(Figure content listings)
◇ ◇ ◇ ◇

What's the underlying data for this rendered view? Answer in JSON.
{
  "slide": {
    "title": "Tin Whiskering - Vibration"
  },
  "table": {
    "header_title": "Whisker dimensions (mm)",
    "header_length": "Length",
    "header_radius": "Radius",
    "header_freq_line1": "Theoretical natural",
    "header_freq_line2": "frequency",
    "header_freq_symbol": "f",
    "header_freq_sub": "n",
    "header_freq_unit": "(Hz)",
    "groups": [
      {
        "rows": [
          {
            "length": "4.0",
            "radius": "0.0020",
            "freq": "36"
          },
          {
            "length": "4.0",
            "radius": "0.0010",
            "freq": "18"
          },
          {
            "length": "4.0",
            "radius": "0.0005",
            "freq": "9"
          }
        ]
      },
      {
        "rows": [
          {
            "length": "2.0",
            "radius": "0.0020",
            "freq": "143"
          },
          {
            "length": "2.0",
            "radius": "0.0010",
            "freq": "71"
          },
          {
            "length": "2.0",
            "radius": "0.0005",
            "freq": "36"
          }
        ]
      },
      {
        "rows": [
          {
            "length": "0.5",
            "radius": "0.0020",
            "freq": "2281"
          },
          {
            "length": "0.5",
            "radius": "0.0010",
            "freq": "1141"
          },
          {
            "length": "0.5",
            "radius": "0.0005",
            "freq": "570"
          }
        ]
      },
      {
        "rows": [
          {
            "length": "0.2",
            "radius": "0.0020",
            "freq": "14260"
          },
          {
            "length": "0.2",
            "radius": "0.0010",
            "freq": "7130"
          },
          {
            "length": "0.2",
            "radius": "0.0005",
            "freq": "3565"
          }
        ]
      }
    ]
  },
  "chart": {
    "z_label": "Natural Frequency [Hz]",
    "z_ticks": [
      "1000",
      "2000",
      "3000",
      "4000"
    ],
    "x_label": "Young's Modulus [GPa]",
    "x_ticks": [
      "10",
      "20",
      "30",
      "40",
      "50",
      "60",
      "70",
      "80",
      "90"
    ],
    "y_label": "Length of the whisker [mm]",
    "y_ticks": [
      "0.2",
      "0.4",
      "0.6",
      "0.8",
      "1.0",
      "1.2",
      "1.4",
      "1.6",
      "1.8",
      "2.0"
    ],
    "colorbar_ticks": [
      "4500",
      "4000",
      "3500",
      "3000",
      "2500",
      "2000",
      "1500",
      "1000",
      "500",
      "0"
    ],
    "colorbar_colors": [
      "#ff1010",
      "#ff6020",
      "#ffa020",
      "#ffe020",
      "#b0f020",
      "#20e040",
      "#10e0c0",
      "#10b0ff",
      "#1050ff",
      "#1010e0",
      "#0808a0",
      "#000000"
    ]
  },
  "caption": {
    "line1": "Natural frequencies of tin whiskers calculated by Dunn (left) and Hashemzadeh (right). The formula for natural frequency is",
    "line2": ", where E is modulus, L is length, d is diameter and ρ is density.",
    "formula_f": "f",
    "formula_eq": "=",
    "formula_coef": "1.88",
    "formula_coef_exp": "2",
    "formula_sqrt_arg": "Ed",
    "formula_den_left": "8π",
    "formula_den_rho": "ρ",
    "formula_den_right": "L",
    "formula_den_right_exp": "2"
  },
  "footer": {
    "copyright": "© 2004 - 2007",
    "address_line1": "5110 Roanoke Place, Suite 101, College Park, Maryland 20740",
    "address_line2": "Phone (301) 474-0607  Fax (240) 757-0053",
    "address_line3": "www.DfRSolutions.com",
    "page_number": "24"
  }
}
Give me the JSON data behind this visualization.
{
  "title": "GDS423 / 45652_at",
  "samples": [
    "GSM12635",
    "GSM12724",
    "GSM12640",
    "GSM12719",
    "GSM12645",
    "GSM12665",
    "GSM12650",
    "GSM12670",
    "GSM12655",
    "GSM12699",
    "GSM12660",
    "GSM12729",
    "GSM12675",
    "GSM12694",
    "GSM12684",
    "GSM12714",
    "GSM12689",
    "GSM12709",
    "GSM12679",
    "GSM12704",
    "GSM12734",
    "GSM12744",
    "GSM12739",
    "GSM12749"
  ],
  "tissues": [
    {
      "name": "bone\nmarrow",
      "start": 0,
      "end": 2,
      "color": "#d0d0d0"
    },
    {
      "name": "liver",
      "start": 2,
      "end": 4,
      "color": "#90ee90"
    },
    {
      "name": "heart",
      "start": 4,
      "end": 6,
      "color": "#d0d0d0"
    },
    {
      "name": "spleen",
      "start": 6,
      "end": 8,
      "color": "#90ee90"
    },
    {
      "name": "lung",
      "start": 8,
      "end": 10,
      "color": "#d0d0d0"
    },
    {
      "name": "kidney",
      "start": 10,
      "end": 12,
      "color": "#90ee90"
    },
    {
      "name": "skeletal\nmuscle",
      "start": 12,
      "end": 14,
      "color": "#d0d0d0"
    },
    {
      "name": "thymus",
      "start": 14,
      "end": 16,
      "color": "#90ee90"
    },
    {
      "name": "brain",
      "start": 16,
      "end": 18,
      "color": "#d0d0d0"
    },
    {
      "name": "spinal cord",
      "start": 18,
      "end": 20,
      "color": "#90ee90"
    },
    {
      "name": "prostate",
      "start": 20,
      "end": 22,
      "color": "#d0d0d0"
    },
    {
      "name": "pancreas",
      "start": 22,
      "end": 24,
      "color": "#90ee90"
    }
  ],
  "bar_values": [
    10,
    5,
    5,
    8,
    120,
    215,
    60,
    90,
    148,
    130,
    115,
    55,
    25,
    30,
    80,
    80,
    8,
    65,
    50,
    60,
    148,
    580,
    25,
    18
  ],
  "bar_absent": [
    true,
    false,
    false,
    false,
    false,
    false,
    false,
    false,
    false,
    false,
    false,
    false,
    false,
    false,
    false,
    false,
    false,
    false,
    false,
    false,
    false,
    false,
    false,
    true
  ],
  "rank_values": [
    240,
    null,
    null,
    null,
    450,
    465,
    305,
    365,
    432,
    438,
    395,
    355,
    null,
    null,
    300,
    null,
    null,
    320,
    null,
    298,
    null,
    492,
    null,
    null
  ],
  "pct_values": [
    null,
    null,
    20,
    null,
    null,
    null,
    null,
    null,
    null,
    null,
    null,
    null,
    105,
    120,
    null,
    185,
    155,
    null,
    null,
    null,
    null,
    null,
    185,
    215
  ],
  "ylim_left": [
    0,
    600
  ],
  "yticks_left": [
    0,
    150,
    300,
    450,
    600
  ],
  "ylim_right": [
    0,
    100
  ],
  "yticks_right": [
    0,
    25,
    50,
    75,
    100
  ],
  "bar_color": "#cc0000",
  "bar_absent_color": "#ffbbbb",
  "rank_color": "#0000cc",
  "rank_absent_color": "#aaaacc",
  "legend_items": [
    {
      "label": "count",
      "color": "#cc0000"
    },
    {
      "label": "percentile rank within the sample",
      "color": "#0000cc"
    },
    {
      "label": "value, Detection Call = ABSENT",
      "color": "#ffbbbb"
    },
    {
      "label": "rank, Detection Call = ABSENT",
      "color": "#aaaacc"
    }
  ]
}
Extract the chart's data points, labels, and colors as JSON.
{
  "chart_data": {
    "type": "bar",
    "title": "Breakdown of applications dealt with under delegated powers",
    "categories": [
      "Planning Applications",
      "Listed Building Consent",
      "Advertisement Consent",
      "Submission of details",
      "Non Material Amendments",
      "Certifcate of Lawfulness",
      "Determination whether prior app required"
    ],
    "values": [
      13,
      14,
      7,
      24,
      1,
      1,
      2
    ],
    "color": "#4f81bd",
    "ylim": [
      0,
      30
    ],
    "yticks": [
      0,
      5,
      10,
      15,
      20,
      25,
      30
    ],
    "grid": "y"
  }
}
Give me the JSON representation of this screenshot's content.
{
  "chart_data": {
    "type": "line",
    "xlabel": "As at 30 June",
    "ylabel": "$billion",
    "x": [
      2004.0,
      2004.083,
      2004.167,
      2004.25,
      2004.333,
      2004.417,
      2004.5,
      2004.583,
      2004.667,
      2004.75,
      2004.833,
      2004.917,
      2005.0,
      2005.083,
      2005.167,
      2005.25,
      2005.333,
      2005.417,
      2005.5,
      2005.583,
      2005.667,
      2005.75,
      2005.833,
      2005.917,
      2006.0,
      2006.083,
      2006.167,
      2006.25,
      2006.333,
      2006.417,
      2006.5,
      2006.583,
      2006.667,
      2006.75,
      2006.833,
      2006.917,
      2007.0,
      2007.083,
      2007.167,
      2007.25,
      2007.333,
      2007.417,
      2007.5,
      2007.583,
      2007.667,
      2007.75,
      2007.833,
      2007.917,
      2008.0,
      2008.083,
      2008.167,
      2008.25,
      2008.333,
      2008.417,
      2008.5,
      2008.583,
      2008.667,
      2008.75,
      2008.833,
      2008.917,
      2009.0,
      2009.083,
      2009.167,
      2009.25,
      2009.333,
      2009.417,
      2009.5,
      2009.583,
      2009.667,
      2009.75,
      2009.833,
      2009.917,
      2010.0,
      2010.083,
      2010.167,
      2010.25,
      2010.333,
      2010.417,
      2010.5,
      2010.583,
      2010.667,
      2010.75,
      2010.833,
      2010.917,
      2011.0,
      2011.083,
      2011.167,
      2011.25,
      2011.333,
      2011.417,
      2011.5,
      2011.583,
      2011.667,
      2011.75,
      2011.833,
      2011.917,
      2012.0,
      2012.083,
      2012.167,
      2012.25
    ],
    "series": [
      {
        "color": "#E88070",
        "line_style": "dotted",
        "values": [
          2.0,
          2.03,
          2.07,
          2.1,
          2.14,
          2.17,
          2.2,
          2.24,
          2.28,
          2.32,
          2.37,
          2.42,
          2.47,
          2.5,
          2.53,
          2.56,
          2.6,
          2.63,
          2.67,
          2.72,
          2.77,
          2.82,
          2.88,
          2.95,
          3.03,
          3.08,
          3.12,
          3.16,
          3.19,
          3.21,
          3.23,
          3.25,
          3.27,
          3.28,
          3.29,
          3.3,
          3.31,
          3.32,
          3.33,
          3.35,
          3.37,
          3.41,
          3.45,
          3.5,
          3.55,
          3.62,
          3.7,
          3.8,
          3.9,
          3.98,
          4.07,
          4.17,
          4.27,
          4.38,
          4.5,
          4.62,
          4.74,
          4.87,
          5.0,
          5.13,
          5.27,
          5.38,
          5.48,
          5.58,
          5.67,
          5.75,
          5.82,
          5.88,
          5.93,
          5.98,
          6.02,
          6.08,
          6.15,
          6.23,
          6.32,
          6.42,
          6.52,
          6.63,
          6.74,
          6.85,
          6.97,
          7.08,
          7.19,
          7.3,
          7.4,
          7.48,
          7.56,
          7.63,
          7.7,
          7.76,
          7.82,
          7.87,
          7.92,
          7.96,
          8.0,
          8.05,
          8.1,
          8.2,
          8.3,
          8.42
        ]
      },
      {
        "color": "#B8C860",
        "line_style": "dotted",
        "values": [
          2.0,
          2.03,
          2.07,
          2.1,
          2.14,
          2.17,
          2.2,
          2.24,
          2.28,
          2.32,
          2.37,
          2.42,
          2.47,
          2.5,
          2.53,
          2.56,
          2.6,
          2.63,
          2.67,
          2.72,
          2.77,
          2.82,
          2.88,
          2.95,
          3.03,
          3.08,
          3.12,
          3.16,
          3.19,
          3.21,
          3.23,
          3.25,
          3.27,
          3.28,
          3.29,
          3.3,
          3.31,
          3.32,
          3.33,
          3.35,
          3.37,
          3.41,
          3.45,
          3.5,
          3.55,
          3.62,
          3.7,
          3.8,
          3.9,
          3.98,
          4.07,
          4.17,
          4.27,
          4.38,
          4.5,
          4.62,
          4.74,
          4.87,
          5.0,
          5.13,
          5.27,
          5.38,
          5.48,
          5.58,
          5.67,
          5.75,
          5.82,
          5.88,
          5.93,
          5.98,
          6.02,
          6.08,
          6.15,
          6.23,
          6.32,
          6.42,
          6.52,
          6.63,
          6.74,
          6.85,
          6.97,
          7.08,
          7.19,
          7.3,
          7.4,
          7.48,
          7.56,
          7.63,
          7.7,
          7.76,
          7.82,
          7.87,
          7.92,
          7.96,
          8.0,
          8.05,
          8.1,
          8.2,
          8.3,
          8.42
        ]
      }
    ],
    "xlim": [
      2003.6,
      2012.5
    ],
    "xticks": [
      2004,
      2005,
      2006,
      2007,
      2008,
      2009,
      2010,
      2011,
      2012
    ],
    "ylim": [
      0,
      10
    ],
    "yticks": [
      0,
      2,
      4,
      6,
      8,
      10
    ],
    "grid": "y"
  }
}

◇ ◇ ◇ ◇

== Work to do ==
Where a line holds "ffbbbb", copy that line.

== Solution to this task ==
  "bar_absent_color": "#ffbbbb",
      "color": "#ffbbbb"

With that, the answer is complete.